## Challenge
Work out the number of lines containing "Покровский". Give that number alone.

## Extracted data

|---|

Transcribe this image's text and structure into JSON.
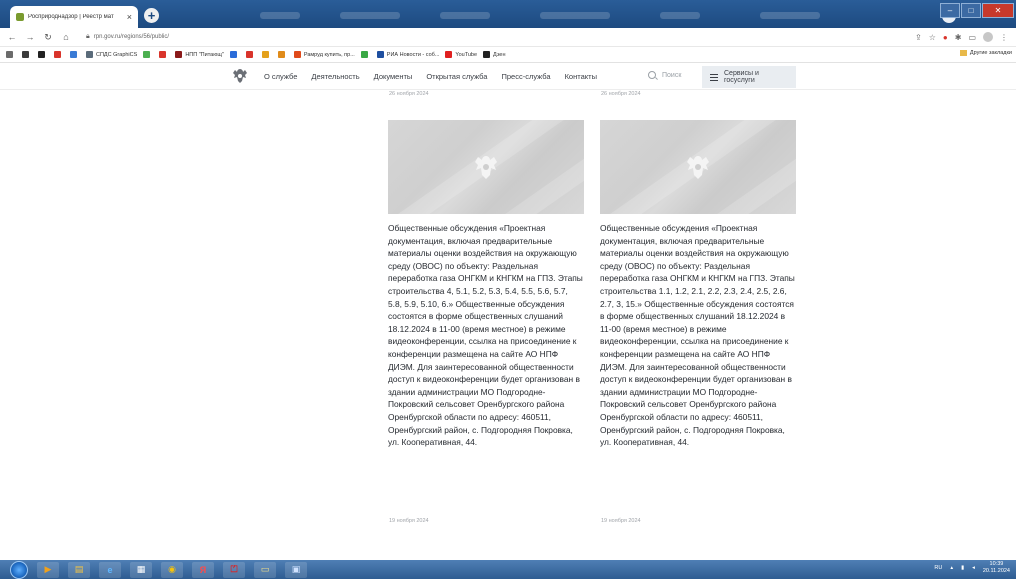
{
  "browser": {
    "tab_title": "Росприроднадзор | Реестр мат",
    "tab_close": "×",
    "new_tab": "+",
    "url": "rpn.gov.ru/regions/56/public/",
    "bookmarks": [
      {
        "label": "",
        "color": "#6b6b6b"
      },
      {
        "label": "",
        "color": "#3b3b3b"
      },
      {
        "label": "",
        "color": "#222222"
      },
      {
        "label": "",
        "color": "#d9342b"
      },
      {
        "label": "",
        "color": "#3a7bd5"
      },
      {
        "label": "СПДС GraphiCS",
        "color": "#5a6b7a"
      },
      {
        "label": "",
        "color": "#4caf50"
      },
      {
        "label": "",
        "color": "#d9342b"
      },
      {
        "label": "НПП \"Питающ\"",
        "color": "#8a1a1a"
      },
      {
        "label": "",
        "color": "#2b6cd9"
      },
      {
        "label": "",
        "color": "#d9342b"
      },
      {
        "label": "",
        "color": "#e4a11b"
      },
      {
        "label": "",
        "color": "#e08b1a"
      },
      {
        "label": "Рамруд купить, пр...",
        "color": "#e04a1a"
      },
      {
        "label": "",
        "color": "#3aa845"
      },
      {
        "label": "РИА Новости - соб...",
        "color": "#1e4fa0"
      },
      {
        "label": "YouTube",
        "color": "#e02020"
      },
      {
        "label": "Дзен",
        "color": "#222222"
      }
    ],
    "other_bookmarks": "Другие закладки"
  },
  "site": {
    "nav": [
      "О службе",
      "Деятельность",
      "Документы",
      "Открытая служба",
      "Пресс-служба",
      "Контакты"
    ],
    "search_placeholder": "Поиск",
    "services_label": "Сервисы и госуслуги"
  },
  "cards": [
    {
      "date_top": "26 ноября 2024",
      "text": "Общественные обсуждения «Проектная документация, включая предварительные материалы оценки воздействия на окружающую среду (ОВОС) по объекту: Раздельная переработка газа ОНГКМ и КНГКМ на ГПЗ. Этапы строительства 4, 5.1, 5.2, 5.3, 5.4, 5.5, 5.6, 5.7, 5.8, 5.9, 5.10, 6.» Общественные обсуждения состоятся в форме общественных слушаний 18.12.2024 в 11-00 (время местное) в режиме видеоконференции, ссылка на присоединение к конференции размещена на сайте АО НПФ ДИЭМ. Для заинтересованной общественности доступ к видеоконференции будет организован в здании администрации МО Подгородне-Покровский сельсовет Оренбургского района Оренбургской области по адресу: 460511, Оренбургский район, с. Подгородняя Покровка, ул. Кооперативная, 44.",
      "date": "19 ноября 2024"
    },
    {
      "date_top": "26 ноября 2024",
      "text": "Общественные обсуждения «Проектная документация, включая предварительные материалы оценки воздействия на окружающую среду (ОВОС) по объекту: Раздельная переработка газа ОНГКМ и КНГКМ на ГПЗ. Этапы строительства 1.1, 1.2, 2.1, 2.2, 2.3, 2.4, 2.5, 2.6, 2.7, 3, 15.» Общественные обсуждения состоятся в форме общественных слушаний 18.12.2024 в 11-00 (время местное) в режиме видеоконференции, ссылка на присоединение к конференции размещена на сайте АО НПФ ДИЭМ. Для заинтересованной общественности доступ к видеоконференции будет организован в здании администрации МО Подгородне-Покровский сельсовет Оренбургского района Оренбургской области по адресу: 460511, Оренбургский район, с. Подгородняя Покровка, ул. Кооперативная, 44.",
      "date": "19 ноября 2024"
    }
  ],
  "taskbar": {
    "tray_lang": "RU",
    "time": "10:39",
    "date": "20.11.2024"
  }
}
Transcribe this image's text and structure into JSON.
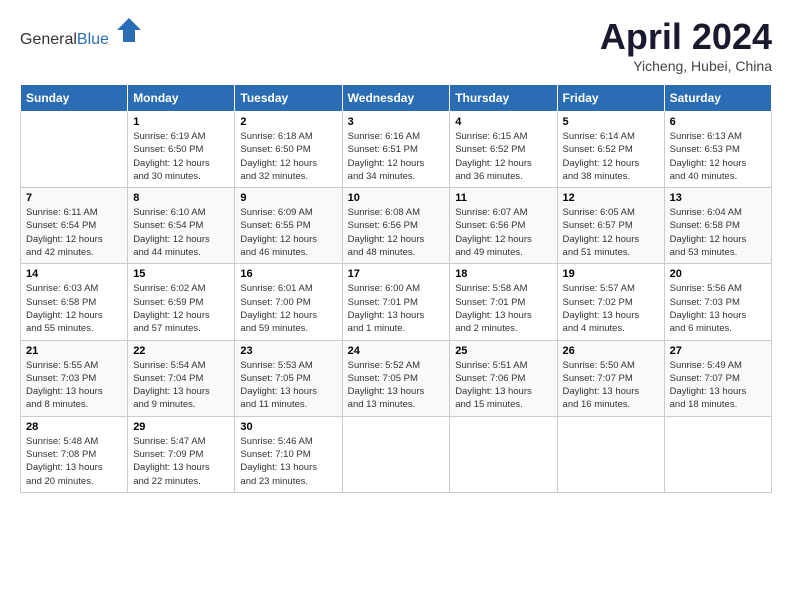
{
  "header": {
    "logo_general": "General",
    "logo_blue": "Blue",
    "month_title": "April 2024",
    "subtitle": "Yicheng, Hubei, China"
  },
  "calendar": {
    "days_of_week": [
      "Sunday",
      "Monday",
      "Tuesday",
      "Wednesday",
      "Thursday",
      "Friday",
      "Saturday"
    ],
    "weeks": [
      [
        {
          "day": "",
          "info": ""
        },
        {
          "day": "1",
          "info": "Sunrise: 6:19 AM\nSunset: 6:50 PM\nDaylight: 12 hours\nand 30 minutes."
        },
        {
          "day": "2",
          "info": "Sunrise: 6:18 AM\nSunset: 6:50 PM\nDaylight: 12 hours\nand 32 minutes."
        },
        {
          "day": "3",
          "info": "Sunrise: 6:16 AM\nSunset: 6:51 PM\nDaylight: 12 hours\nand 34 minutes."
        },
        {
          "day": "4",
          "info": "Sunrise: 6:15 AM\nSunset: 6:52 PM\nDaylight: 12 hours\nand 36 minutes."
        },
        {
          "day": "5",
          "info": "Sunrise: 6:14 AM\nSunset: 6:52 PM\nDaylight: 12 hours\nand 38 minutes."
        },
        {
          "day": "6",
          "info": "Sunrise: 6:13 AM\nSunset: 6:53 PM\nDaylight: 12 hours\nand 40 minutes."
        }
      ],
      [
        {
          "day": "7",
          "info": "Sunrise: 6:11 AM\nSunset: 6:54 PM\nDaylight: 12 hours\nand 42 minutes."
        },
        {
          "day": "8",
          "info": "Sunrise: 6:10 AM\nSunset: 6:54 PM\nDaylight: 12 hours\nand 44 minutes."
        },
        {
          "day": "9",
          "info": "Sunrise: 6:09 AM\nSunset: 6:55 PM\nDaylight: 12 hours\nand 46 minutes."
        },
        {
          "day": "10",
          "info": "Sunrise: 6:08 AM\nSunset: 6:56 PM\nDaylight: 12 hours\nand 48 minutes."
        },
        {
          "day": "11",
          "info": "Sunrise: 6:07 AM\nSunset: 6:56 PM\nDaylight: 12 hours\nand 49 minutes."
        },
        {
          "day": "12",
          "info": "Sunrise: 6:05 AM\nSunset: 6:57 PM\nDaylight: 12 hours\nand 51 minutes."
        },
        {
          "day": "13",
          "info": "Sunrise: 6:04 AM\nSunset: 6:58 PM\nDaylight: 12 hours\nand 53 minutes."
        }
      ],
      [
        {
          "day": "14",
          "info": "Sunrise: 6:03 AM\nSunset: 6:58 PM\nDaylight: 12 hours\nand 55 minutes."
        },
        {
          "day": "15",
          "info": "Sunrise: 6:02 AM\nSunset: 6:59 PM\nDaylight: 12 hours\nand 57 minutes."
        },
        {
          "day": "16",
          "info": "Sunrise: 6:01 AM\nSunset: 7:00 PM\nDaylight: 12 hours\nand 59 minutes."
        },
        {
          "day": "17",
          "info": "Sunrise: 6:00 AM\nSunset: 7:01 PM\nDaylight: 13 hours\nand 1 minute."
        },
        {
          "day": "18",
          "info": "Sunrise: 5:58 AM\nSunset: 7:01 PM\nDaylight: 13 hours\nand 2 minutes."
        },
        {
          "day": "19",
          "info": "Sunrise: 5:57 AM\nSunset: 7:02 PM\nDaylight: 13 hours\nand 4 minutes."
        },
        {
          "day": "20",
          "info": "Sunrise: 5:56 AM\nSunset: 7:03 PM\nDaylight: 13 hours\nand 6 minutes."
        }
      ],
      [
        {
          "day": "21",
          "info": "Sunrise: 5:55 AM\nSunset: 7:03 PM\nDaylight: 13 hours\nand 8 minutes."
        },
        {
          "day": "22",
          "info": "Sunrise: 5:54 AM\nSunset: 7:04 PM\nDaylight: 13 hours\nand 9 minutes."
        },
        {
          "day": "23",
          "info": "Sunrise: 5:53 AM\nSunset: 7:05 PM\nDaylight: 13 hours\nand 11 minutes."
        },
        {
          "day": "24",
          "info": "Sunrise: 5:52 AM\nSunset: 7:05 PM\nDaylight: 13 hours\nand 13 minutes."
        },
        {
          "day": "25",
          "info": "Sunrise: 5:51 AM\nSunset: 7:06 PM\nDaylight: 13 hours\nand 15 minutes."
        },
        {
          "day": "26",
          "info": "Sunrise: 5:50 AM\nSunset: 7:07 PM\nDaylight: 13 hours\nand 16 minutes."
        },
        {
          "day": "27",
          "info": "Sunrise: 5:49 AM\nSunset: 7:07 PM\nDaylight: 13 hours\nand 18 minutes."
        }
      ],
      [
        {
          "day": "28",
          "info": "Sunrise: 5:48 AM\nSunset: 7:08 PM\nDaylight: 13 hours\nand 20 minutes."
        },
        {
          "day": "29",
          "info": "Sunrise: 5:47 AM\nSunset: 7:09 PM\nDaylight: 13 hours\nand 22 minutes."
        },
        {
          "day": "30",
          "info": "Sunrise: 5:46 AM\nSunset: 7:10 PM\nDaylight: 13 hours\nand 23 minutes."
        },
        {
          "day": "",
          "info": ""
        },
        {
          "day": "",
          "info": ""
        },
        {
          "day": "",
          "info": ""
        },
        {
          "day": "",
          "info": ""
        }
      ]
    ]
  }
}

|---|

## Output for this exercise
2